Your instructions: Set down the whole listing verbatim.

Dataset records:
++++++
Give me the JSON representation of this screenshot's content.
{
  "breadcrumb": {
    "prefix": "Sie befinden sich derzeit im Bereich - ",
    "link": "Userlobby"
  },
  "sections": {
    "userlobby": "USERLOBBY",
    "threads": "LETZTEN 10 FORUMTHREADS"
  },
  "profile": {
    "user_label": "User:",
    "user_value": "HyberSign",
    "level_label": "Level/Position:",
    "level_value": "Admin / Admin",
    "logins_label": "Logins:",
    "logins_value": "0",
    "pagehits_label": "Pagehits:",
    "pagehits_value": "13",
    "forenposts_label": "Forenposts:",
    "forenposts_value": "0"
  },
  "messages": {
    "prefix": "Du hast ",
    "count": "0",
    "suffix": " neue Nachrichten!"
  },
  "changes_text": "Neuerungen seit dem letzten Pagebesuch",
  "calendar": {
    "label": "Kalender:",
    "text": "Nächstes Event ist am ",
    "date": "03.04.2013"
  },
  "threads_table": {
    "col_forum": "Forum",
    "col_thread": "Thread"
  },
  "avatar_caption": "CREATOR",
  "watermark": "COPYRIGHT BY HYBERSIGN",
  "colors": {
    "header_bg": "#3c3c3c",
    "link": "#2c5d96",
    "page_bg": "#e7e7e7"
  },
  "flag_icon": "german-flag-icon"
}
++++++
Written answer:
Give me the JSON representation of this screenshot's content.
{
  "breadcrumb": {
    "prefix": "Sie befinden sich derzeit im Bereich - ",
    "link": "Userlobby"
  },
  "sections": {
    "userlobby": "USERLOBBY",
    "threads": "LETZTEN 10 FORUMTHREADS"
  },
  "profile": {
    "user_label": "User:",
    "user_value": "HyberSign",
    "level_label": "Level/Position:",
    "level_value": "Admin / Admin",
    "logins_label": "Logins:",
    "logins_value": "0",
    "pagehits_label": "Pagehits:",
    "pagehits_value": "13",
    "forenposts_label": "Forenposts:",
    "forenposts_value": "0"
  },
  "messages": {
    "prefix": "Du hast ",
    "count": "0",
    "suffix": " neue Nachrichten!"
  },
  "changes_text": "Neuerungen seit dem letzten Pagebesuch",
  "calendar": {
    "label": "Kalender:",
    "text": "Nächstes Event ist am ",
    "date": "03.04.2013"
  },
  "threads_table": {
    "col_forum": "Forum",
    "col_thread": "Thread"
  },
  "avatar_caption": "CREATOR",
  "watermark": "COPYRIGHT BY HYBERSIGN",
  "colors": {
    "header_bg": "#3c3c3c",
    "link": "#2c5d96",
    "page_bg": "#e7e7e7"
  },
  "flag_icon": "german-flag-icon"
}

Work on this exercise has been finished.